- MATERIAL FOR THIS EXERCISE
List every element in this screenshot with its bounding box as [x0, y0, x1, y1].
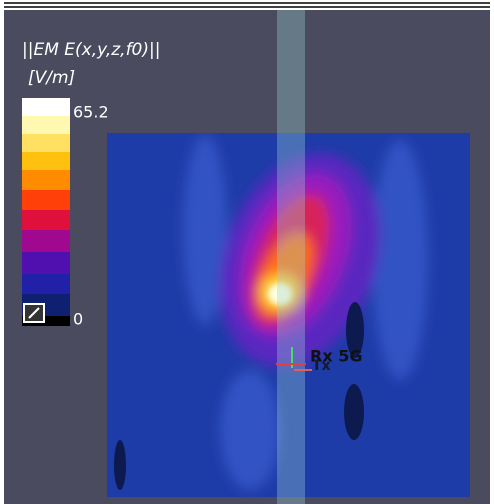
low-region	[346, 302, 364, 358]
field-contours	[183, 135, 428, 490]
color-step	[22, 98, 70, 116]
low-region	[114, 440, 126, 490]
receiver-label: Rx 5G	[310, 347, 362, 366]
legend-title: ||EM E(x,y,z,f0)||	[22, 40, 160, 60]
color-step	[22, 116, 70, 134]
color-step	[22, 230, 70, 252]
contour	[220, 370, 280, 490]
legend-max: 65.2	[73, 103, 109, 122]
color-step	[22, 252, 70, 274]
legend-min: 0	[73, 310, 83, 329]
contour	[372, 140, 428, 380]
legend-unit: [V/m]	[28, 68, 75, 88]
field-plane	[107, 133, 470, 497]
color-step	[22, 170, 70, 190]
color-step	[22, 134, 70, 152]
hotspot	[268, 283, 292, 305]
color-step	[22, 190, 70, 210]
color-step	[22, 152, 70, 170]
color-step	[22, 210, 70, 230]
colorbar-icon-glyph	[28, 307, 40, 319]
color-step	[22, 274, 70, 294]
colorbar	[22, 98, 70, 326]
color-step	[22, 316, 70, 326]
transmitter-label: Tx	[312, 358, 331, 374]
beam	[277, 10, 305, 504]
low-region	[344, 384, 364, 440]
contour	[183, 135, 227, 325]
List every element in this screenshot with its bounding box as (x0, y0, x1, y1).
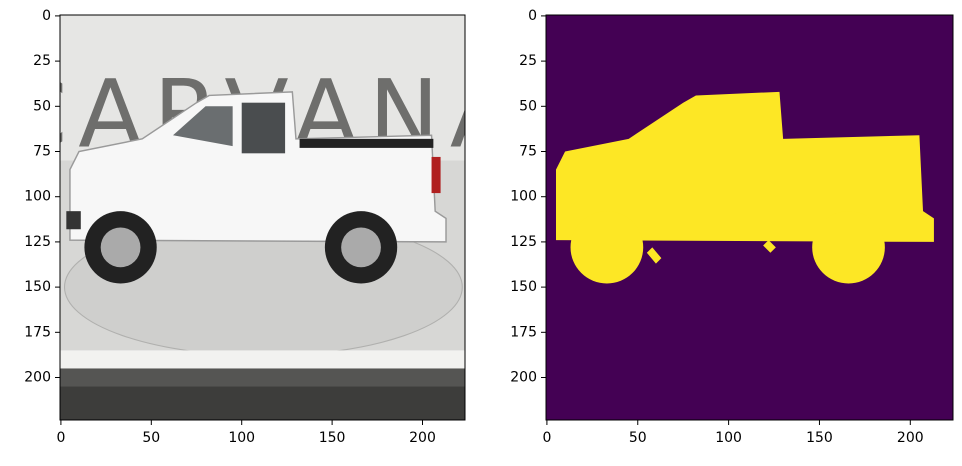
x-tick-label: 100 (228, 430, 255, 446)
y-tick-label: 200 (510, 370, 537, 386)
y-tick-label: 150 (24, 279, 51, 295)
axes-frame (545, 14, 954, 421)
x-tick-label: 0 (542, 430, 551, 446)
y-tick-label: 75 (33, 144, 51, 160)
y-tick-label: 50 (33, 98, 51, 114)
y-tick-label: 25 (33, 53, 51, 69)
y-tick-label: 0 (528, 8, 537, 24)
y-tick-label: 25 (519, 53, 537, 69)
y-tick-label: 150 (510, 279, 537, 295)
x-tick-label: 50 (629, 430, 647, 446)
y-tick-label: 175 (24, 324, 51, 340)
x-tick-label: 50 (142, 430, 160, 446)
x-tick-label: 100 (715, 430, 742, 446)
x-tick-label: 200 (897, 430, 924, 446)
y-tick-label: 125 (24, 234, 51, 250)
photo: CARVANA (60, 15, 465, 421)
x-tick-label: 150 (319, 430, 346, 446)
x-tick-label: 200 (409, 430, 436, 446)
y-tick-label: 200 (24, 370, 51, 386)
x-tick-label: 0 (56, 430, 65, 446)
y-tick-label: 75 (519, 144, 537, 160)
y-tick-label: 100 (510, 189, 537, 205)
y-tick-label: 100 (24, 189, 51, 205)
y-tick-label: 175 (510, 324, 537, 340)
y-tick-label: 50 (519, 98, 537, 114)
mask (546, 15, 953, 420)
y-tick-label: 0 (42, 8, 51, 24)
x-tick-label: 150 (806, 430, 833, 446)
y-tick-label: 125 (510, 234, 537, 250)
axes-frame (59, 14, 466, 421)
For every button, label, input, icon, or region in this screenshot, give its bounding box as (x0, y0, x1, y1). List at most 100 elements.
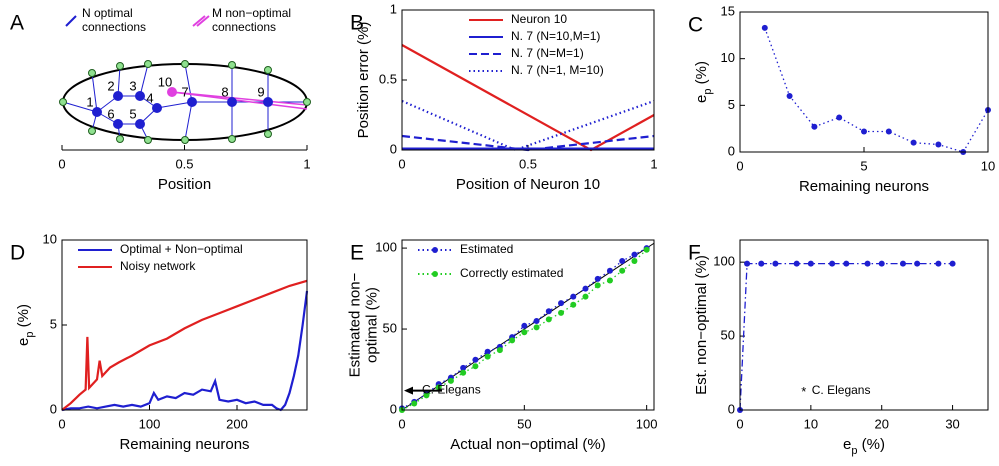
neuron-label: 7 (181, 84, 188, 99)
neuron (263, 97, 273, 107)
anchor-node (59, 98, 67, 106)
plot-frame (401, 9, 655, 151)
data-point (521, 322, 528, 329)
neuron-label: 8 (221, 84, 228, 99)
data-point (878, 260, 885, 267)
data-point (558, 300, 565, 307)
connection (62, 101, 98, 113)
data-point (836, 114, 843, 121)
data-point (744, 260, 751, 267)
data-point (899, 260, 906, 267)
plot-frame (401, 239, 655, 411)
y-tick-label: 0 (390, 141, 397, 156)
x-tick-label: 0 (398, 416, 405, 431)
annotation-star: * (801, 384, 806, 399)
legend-label: N. 7 (N=1, M=10) (511, 63, 604, 77)
y-tick-label: 0.5 (379, 71, 397, 86)
neuron (187, 97, 197, 107)
neuron (135, 91, 145, 101)
data-point (786, 93, 793, 99)
data-point (772, 260, 779, 267)
data-point (861, 128, 867, 135)
data-point (533, 317, 540, 324)
data-point (570, 293, 577, 300)
y-axis-label-part: (%) (693, 61, 710, 89)
data-point (864, 260, 871, 267)
y-tick-label: 0 (390, 401, 397, 416)
connection (184, 63, 193, 103)
data-point (545, 316, 552, 323)
y-tick-label: 0 (728, 143, 735, 158)
series-line (401, 99, 655, 152)
data-point (758, 260, 765, 267)
y-axis-label-part: p (702, 89, 714, 95)
x-tick-label: 10 (804, 416, 818, 431)
neuron (92, 107, 102, 117)
neuron (152, 103, 162, 113)
legend-label: Neuron 10 (511, 12, 567, 26)
y-axis-label: Position error (%) (355, 22, 372, 139)
x-tick-label: 0 (736, 158, 743, 173)
legend-swatch (192, 15, 206, 27)
anchor-node (88, 69, 96, 77)
data-point (484, 348, 491, 355)
y-tick-label: 10 (43, 231, 57, 246)
x-tick-label: 0 (736, 416, 743, 431)
y-tick-label: 5 (50, 316, 57, 331)
x-tick-label: 0 (58, 416, 65, 431)
y-axis-label-part: p (24, 332, 36, 338)
y-axis-label: optimal (%) (363, 287, 380, 363)
neuron (227, 97, 237, 107)
x-tick-label: 1 (650, 156, 657, 171)
x-tick-label: 5 (860, 158, 867, 173)
x-axis-label: ep (%) (843, 436, 885, 457)
y-axis-label: Est. non−optimal (%) (693, 255, 710, 395)
data-point (594, 282, 601, 289)
anchor-node (303, 98, 311, 106)
x-axis-label: Position (158, 176, 211, 193)
y-tick-label: 100 (375, 240, 397, 255)
data-point (435, 384, 442, 391)
legend-label: Estimated (460, 242, 513, 256)
data-point (619, 267, 626, 274)
y-tick-label: 15 (721, 3, 735, 18)
y-tick-label: 50 (383, 320, 397, 335)
y-axis-label-part: (%) (15, 304, 32, 332)
data-point (631, 251, 638, 258)
anchor-node (144, 136, 152, 144)
non-optimal-connection (171, 91, 308, 110)
x-tick-label: 0.5 (175, 156, 193, 171)
data-point (606, 277, 613, 284)
series-line (764, 27, 989, 153)
y-axis-label: Estimated non− (346, 272, 363, 377)
data-point (619, 258, 626, 265)
y-tick-label: 0 (728, 401, 735, 416)
y-tick-label: 100 (713, 254, 735, 269)
data-point (910, 139, 917, 146)
neuron (113, 119, 123, 129)
legend-label: Optimal + Non−optimal (120, 242, 243, 256)
x-tick-label: 0 (398, 156, 405, 171)
neuron (113, 91, 123, 101)
y-tick-label: 10 (721, 50, 735, 65)
y-axis-label: ep (%) (15, 304, 36, 346)
data-point (509, 337, 516, 344)
annotation-text: C. Elegans (812, 383, 871, 397)
neuron-label: 9 (257, 84, 264, 99)
data-point (793, 260, 800, 267)
data-point (472, 356, 479, 363)
x-axis-label: Position of Neuron 10 (456, 176, 600, 193)
anchor-node (228, 135, 236, 143)
neuron-label: 4 (146, 90, 153, 105)
neuron-label: 6 (107, 106, 114, 121)
x-tick-label: 50 (517, 416, 531, 431)
annotation-text: C. Elegans (422, 383, 481, 397)
data-point (582, 285, 589, 292)
annotation-arrowhead (404, 386, 413, 395)
data-point (811, 123, 818, 130)
data-point (447, 377, 454, 384)
neuron-label: 3 (129, 78, 136, 93)
x-tick-label: 30 (945, 416, 959, 431)
panel-label: E (350, 242, 364, 265)
data-point (631, 258, 638, 265)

- WHAT YOU SHOULD DO
Print every line of the material above word for word, leaving out the pictures.

- EXPECTED ANSWER
List every element in this screenshot with its bounding box as [x0, y0, x1, y1].
low-region	[346, 302, 364, 358]
field-contours	[183, 135, 428, 490]
color-step	[22, 98, 70, 116]
low-region	[114, 440, 126, 490]
receiver-label: Rx 5G	[310, 347, 362, 366]
legend-title: ||EM E(x,y,z,f0)||	[22, 40, 160, 60]
color-step	[22, 116, 70, 134]
color-step	[22, 230, 70, 252]
contour	[220, 370, 280, 490]
legend-max: 65.2	[73, 103, 109, 122]
color-step	[22, 252, 70, 274]
legend-min: 0	[73, 310, 83, 329]
contour	[372, 140, 428, 380]
legend-unit: [V/m]	[28, 68, 75, 88]
field-plane	[107, 133, 470, 497]
color-step	[22, 170, 70, 190]
color-step	[22, 134, 70, 152]
hotspot	[268, 283, 292, 305]
color-step	[22, 190, 70, 210]
color-step	[22, 152, 70, 170]
color-step	[22, 210, 70, 230]
colorbar-icon-glyph	[28, 307, 40, 319]
color-step	[22, 274, 70, 294]
colorbar	[22, 98, 70, 326]
color-step	[22, 316, 70, 326]
transmitter-label: Tx	[312, 358, 331, 374]
beam	[277, 10, 305, 504]
low-region	[344, 384, 364, 440]
contour	[183, 135, 227, 325]
List every element in this screenshot with its bounding box as (x0, y0, x1, y1).
x-tick-label: 100 (228, 430, 255, 446)
y-tick-label: 200 (510, 370, 537, 386)
y-tick-label: 150 (24, 279, 51, 295)
axes-frame (545, 14, 954, 421)
x-tick-label: 0 (542, 430, 551, 446)
y-tick-label: 75 (33, 144, 51, 160)
y-tick-label: 50 (33, 98, 51, 114)
y-tick-label: 25 (33, 53, 51, 69)
y-tick-label: 0 (528, 8, 537, 24)
y-tick-label: 25 (519, 53, 537, 69)
y-tick-label: 150 (510, 279, 537, 295)
x-tick-label: 50 (629, 430, 647, 446)
y-tick-label: 175 (24, 324, 51, 340)
x-tick-label: 50 (142, 430, 160, 446)
x-tick-label: 100 (715, 430, 742, 446)
x-tick-label: 200 (897, 430, 924, 446)
y-tick-label: 125 (24, 234, 51, 250)
photo: CARVANA (60, 15, 465, 421)
x-tick-label: 150 (319, 430, 346, 446)
x-tick-label: 200 (409, 430, 436, 446)
y-tick-label: 200 (24, 370, 51, 386)
x-tick-label: 0 (56, 430, 65, 446)
y-tick-label: 75 (519, 144, 537, 160)
y-tick-label: 100 (510, 189, 537, 205)
y-tick-label: 100 (24, 189, 51, 205)
y-tick-label: 175 (510, 324, 537, 340)
y-tick-label: 50 (519, 98, 537, 114)
mask (546, 15, 953, 420)
y-tick-label: 0 (42, 8, 51, 24)
x-tick-label: 150 (806, 430, 833, 446)
y-tick-label: 125 (510, 234, 537, 250)
axes-frame (59, 14, 466, 421)
For every button, label, input, icon, or region in this screenshot, give its bounding box as (x0, y0, x1, y1). List at most 100 elements.
neuron-label: 7 (181, 84, 188, 99)
neuron (263, 97, 273, 107)
anchor-node (59, 98, 67, 106)
plot-frame (401, 9, 655, 151)
data-point (521, 322, 528, 329)
neuron-label: 8 (221, 84, 228, 99)
data-point (878, 260, 885, 267)
data-point (558, 300, 565, 307)
connection (62, 101, 98, 113)
data-point (836, 114, 843, 121)
data-point (744, 260, 751, 267)
data-point (899, 260, 906, 267)
plot-frame (401, 239, 655, 411)
y-tick-label: 0 (390, 141, 397, 156)
x-tick-label: 0 (398, 416, 405, 431)
annotation-star: * (801, 384, 806, 399)
legend-label: N. 7 (N=1, M=10) (511, 63, 604, 77)
y-tick-label: 0.5 (379, 71, 397, 86)
neuron (187, 97, 197, 107)
neuron (135, 91, 145, 101)
data-point (786, 93, 793, 99)
data-point (772, 260, 779, 267)
data-point (861, 128, 867, 135)
data-point (533, 317, 540, 324)
data-point (570, 293, 577, 300)
y-axis-label-part: (%) (693, 61, 710, 89)
data-point (864, 260, 871, 267)
y-tick-label: 0 (390, 401, 397, 416)
connection (184, 63, 193, 103)
data-point (545, 316, 552, 323)
y-tick-label: 0 (728, 143, 735, 158)
series-line (401, 99, 655, 152)
data-point (758, 260, 765, 267)
y-axis-label-part: p (702, 89, 714, 95)
x-tick-label: 10 (804, 416, 818, 431)
neuron (92, 107, 102, 117)
neuron (152, 103, 162, 113)
legend-label: Neuron 10 (511, 12, 567, 26)
y-axis-label: Position error (%) (355, 22, 372, 139)
x-tick-label: 0 (736, 158, 743, 173)
legend-swatch (192, 15, 206, 27)
anchor-node (88, 69, 96, 77)
data-point (484, 348, 491, 355)
y-tick-label: 10 (43, 231, 57, 246)
x-tick-label: 0 (736, 416, 743, 431)
y-tick-label: 5 (50, 316, 57, 331)
x-tick-label: 0 (58, 416, 65, 431)
y-axis-label-part: p (24, 332, 36, 338)
y-axis-label: optimal (%) (363, 287, 380, 363)
neuron (227, 97, 237, 107)
x-tick-label: 1 (650, 156, 657, 171)
x-tick-label: 5 (860, 158, 867, 173)
x-axis-label: ep (%) (843, 436, 885, 457)
y-axis-label: Est. non−optimal (%) (693, 255, 710, 395)
data-point (594, 282, 601, 289)
anchor-node (303, 98, 311, 106)
x-axis-label: Position (158, 176, 211, 193)
y-tick-label: 100 (375, 240, 397, 255)
data-point (435, 384, 442, 391)
legend-label: Estimated (460, 242, 513, 256)
data-point (619, 267, 626, 274)
y-tick-label: 15 (721, 3, 735, 18)
y-tick-label: 50 (383, 320, 397, 335)
y-axis-label-part: (%) (15, 304, 32, 332)
data-point (631, 251, 638, 258)
anchor-node (144, 136, 152, 144)
non-optimal-connection (171, 91, 308, 110)
x-tick-label: 0.5 (175, 156, 193, 171)
data-point (606, 277, 613, 284)
series-line (764, 27, 989, 153)
y-axis-label: Estimated non− (346, 272, 363, 377)
data-point (619, 258, 626, 265)
y-tick-label: 0 (728, 401, 735, 416)
y-tick-label: 100 (713, 254, 735, 269)
data-point (910, 139, 917, 146)
neuron (113, 119, 123, 129)
legend-label: Optimal + Non−optimal (120, 242, 243, 256)
x-tick-label: 0 (398, 156, 405, 171)
neuron (113, 91, 123, 101)
y-tick-label: 10 (721, 50, 735, 65)
y-axis-label: ep (%) (15, 304, 36, 346)
data-point (509, 337, 516, 344)
annotation-text: C. Elegans (812, 383, 871, 397)
neuron-label: 9 (257, 84, 264, 99)
data-point (793, 260, 800, 267)
data-point (472, 356, 479, 363)
x-axis-label: Position of Neuron 10 (456, 176, 600, 193)
anchor-node (228, 135, 236, 143)
neuron-label: 4 (146, 90, 153, 105)
neuron-label: 6 (107, 106, 114, 121)
x-tick-label: 50 (517, 416, 531, 431)
annotation-text: C. Elegans (422, 383, 481, 397)
data-point (582, 285, 589, 292)
annotation-arrowhead (404, 386, 413, 395)
data-point (811, 123, 818, 130)
data-point (447, 377, 454, 384)
neuron-label: 3 (129, 78, 136, 93)
x-tick-label: 30 (945, 416, 959, 431)
panel-label: E (350, 242, 364, 265)
data-point (631, 258, 638, 265)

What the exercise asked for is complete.